* [PROBLEM DESCRIPTION]: Report each line of the data that includes the word "text".

A block of data:
===

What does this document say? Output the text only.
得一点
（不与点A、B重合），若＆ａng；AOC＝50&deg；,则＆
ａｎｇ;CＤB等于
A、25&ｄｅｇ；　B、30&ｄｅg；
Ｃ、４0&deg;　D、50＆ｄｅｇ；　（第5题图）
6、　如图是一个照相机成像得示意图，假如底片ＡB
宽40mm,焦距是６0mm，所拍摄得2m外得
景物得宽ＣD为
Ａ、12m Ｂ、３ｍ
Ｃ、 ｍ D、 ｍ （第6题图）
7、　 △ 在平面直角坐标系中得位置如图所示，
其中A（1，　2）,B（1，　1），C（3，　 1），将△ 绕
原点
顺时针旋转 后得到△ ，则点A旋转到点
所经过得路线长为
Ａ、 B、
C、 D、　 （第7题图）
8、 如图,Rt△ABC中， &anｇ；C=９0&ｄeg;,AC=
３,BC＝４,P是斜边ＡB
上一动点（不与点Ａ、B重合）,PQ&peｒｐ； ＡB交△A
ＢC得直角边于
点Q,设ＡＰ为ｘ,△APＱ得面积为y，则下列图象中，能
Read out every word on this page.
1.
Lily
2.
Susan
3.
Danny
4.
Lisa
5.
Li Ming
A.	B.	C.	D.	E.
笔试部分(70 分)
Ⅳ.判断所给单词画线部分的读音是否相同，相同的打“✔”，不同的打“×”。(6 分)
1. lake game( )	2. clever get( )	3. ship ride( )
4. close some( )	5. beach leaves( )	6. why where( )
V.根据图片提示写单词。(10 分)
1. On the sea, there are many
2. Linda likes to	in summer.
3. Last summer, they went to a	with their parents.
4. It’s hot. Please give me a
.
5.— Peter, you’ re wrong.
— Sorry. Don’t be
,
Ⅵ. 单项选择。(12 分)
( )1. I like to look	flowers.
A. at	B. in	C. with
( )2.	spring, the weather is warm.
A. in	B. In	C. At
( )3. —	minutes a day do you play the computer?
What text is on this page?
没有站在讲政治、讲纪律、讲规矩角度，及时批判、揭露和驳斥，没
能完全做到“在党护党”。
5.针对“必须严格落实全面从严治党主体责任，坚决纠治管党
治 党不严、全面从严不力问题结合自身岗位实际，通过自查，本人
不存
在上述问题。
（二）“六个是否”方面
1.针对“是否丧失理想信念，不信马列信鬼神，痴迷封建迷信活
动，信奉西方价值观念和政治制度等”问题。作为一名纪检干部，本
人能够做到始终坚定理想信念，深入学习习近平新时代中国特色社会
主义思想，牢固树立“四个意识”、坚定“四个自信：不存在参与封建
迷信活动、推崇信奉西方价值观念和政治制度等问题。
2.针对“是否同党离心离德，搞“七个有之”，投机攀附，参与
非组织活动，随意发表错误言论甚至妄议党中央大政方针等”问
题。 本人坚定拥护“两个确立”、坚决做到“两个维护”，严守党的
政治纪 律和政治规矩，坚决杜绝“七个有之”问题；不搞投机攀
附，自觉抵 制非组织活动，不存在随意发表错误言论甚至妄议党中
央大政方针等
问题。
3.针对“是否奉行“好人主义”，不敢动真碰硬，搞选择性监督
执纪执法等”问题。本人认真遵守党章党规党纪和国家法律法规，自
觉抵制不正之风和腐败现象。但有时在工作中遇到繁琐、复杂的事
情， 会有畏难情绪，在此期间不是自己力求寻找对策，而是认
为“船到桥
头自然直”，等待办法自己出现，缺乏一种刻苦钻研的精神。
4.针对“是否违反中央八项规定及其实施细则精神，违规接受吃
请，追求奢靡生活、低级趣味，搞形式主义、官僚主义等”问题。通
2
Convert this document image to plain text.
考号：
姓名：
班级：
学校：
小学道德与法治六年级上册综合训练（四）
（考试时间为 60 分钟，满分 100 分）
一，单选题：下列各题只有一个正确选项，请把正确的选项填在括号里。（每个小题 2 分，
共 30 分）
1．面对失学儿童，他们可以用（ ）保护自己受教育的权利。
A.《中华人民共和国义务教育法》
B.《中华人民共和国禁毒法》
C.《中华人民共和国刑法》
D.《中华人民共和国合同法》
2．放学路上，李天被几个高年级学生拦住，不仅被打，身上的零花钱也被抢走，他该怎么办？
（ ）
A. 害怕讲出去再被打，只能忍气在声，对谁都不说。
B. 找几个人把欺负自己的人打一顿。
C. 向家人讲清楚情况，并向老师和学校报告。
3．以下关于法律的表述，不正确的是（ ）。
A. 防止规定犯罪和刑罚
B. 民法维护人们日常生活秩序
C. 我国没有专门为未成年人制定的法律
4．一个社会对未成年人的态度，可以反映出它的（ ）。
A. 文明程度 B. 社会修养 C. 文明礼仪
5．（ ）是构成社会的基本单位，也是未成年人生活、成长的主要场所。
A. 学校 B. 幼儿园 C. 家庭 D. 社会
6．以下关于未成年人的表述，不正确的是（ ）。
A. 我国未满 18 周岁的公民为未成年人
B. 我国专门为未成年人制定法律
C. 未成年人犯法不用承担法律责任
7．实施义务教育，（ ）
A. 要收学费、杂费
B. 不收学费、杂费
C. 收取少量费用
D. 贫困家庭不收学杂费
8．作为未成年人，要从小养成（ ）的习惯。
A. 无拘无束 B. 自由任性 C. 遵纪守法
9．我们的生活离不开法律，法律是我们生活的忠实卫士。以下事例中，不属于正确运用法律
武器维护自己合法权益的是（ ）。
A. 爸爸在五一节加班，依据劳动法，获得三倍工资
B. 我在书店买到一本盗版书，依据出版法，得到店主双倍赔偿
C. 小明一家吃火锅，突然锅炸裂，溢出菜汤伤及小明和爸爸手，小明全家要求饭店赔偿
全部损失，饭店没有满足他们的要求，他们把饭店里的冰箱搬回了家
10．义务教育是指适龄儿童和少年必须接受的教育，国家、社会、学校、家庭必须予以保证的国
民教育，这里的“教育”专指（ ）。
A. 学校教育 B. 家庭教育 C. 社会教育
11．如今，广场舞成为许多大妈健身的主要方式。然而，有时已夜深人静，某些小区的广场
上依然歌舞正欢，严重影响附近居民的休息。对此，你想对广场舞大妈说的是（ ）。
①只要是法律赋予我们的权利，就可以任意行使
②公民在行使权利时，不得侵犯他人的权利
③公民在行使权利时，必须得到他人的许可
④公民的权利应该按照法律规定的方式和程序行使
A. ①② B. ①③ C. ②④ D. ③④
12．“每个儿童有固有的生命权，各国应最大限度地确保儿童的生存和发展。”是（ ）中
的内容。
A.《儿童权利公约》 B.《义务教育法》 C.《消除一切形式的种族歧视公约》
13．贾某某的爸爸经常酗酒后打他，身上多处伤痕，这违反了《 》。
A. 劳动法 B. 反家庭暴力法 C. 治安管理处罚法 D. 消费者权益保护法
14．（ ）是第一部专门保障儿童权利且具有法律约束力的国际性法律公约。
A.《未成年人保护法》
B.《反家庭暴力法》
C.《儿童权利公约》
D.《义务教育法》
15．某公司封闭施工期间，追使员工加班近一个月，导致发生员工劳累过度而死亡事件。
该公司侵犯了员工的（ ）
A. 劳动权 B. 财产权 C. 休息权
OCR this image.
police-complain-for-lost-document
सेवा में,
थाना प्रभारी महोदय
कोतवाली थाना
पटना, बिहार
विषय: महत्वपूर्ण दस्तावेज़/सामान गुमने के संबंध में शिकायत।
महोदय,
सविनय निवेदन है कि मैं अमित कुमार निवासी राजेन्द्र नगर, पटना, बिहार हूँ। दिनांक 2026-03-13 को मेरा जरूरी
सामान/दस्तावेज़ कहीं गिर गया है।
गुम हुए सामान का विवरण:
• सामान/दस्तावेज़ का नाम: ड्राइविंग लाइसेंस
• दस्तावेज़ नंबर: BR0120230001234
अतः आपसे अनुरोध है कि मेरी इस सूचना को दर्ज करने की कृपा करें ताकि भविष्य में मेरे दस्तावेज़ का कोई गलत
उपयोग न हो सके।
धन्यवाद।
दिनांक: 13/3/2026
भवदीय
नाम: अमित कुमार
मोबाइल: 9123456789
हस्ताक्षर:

===

* [TASK RESULT]:
What does this document say? Output the text only.
What text is on this page?
Convert this document image to plain text.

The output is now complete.